#### Goal:
Take the material below and write it all out again exactly.

-- BEGIN --

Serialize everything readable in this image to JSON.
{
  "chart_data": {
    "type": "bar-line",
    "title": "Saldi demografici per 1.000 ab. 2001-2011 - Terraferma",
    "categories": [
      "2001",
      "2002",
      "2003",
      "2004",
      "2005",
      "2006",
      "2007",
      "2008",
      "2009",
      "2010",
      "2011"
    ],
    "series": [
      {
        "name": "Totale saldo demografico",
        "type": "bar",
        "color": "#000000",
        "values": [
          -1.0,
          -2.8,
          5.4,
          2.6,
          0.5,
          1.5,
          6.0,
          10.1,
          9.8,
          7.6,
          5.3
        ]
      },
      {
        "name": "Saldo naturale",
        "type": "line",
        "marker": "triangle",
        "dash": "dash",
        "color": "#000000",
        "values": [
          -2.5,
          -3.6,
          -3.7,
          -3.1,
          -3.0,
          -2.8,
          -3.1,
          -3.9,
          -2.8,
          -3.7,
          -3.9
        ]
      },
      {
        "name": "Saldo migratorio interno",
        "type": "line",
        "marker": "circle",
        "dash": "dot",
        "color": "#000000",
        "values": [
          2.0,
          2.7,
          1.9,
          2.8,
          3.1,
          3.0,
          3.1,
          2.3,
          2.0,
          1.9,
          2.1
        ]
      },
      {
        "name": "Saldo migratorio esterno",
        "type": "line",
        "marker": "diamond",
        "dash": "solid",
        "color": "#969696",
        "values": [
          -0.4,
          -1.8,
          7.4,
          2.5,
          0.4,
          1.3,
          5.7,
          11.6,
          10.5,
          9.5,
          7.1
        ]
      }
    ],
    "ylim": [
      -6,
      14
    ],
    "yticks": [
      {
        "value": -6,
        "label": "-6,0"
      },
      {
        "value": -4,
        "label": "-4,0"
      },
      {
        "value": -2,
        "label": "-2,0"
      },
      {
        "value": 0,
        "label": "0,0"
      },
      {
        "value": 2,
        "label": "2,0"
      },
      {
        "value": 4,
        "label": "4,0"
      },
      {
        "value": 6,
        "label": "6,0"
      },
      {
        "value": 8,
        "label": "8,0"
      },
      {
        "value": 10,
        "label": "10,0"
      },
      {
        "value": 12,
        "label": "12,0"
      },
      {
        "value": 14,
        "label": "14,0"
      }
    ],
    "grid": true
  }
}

-- END --

#### Response to this exercise:
Serialize everything readable in this image to JSON.
{
  "chart_data": {
    "type": "bar-line",
    "title": "Saldi demografici per 1.000 ab. 2001-2011 - Terraferma",
    "categories": [
      "2001",
      "2002",
      "2003",
      "2004",
      "2005",
      "2006",
      "2007",
      "2008",
      "2009",
      "2010",
      "2011"
    ],
    "series": [
      {
        "name": "Totale saldo demografico",
        "type": "bar",
        "color": "#000000",
        "values": [
          -1.0,
          -2.8,
          5.4,
          2.6,
          0.5,
          1.5,
          6.0,
          10.1,
          9.8,
          7.6,
          5.3
        ]
      },
      {
        "name": "Saldo naturale",
        "type": "line",
        "marker": "triangle",
        "dash": "dash",
        "color": "#000000",
        "values": [
          -2.5,
          -3.6,
          -3.7,
          -3.1,
          -3.0,
          -2.8,
          -3.1,
          -3.9,
          -2.8,
          -3.7,
          -3.9
        ]
      },
      {
        "name": "Saldo migratorio interno",
        "type": "line",
        "marker": "circle",
        "dash": "dot",
        "color": "#000000",
        "values": [
          2.0,
          2.7,
          1.9,
          2.8,
          3.1,
          3.0,
          3.1,
          2.3,
          2.0,
          1.9,
          2.1
        ]
      },
      {
        "name": "Saldo migratorio esterno",
        "type": "line",
        "marker": "diamond",
        "dash": "solid",
        "color": "#969696",
        "values": [
          -0.4,
          -1.8,
          7.4,
          2.5,
          0.4,
          1.3,
          5.7,
          11.6,
          10.5,
          9.5,
          7.1
        ]
      }
    ],
    "ylim": [
      -6,
      14
    ],
    "yticks": [
      {
        "value": -6,
        "label": "-6,0"
      },
      {
        "value": -4,
        "label": "-4,0"
      },
      {
        "value": -2,
        "label": "-2,0"
      },
      {
        "value": 0,
        "label": "0,0"
      },
      {
        "value": 2,
        "label": "2,0"
      },
      {
        "value": 4,
        "label": "4,0"
      },
      {
        "value": 6,
        "label": "6,0"
      },
      {
        "value": 8,
        "label": "8,0"
      },
      {
        "value": 10,
        "label": "10,0"
      },
      {
        "value": 12,
        "label": "12,0"
      },
      {
        "value": 14,
        "label": "14,0"
      }
    ],
    "grid": true
  }
}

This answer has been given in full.